Data excerpts:
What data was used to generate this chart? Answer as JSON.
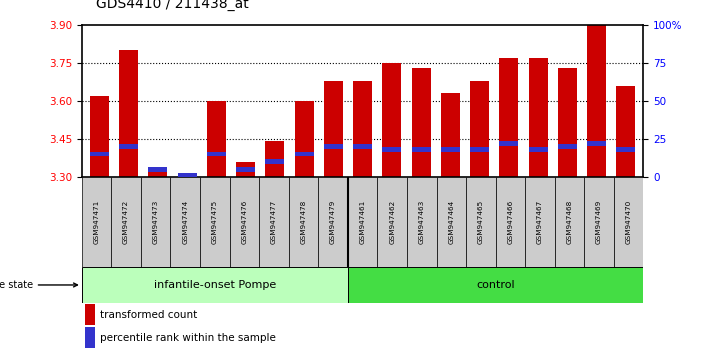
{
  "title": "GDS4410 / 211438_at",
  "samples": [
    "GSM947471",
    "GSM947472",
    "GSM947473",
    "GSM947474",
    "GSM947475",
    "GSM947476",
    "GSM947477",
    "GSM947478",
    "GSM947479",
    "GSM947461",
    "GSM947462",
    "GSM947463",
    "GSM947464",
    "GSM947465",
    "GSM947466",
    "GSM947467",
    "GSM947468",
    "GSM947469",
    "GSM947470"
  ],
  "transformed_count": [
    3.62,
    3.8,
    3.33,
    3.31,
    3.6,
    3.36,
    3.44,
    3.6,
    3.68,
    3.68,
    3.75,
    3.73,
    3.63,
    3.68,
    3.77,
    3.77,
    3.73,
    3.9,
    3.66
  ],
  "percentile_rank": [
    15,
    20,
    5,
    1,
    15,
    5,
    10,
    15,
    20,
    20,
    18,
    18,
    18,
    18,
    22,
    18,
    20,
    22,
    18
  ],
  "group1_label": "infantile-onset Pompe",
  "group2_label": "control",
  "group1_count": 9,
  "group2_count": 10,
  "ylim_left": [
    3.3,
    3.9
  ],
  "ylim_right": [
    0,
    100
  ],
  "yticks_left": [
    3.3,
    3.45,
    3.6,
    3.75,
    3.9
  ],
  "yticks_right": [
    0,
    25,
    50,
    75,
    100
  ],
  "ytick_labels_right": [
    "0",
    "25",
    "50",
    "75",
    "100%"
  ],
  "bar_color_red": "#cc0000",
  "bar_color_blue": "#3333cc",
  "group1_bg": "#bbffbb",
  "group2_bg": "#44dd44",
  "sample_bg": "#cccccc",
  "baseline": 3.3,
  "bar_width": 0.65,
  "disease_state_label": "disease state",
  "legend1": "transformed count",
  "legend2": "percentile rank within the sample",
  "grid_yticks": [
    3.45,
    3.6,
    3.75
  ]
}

Exercise:
Output the records above exactly; leave out the pictures.

Completed exercise:
What data was used to generate this chart? Answer as JSON.
{
  "title": "GDS4410 / 211438_at",
  "samples": [
    "GSM947471",
    "GSM947472",
    "GSM947473",
    "GSM947474",
    "GSM947475",
    "GSM947476",
    "GSM947477",
    "GSM947478",
    "GSM947479",
    "GSM947461",
    "GSM947462",
    "GSM947463",
    "GSM947464",
    "GSM947465",
    "GSM947466",
    "GSM947467",
    "GSM947468",
    "GSM947469",
    "GSM947470"
  ],
  "transformed_count": [
    3.62,
    3.8,
    3.33,
    3.31,
    3.6,
    3.36,
    3.44,
    3.6,
    3.68,
    3.68,
    3.75,
    3.73,
    3.63,
    3.68,
    3.77,
    3.77,
    3.73,
    3.9,
    3.66
  ],
  "percentile_rank": [
    15,
    20,
    5,
    1,
    15,
    5,
    10,
    15,
    20,
    20,
    18,
    18,
    18,
    18,
    22,
    18,
    20,
    22,
    18
  ],
  "group1_label": "infantile-onset Pompe",
  "group2_label": "control",
  "group1_count": 9,
  "group2_count": 10,
  "ylim_left": [
    3.3,
    3.9
  ],
  "ylim_right": [
    0,
    100
  ],
  "yticks_left": [
    3.3,
    3.45,
    3.6,
    3.75,
    3.9
  ],
  "yticks_right": [
    0,
    25,
    50,
    75,
    100
  ],
  "ytick_labels_right": [
    "0",
    "25",
    "50",
    "75",
    "100%"
  ],
  "bar_color_red": "#cc0000",
  "bar_color_blue": "#3333cc",
  "group1_bg": "#bbffbb",
  "group2_bg": "#44dd44",
  "sample_bg": "#cccccc",
  "baseline": 3.3,
  "bar_width": 0.65,
  "disease_state_label": "disease state",
  "legend1": "transformed count",
  "legend2": "percentile rank within the sample",
  "grid_yticks": [
    3.45,
    3.6,
    3.75
  ]
}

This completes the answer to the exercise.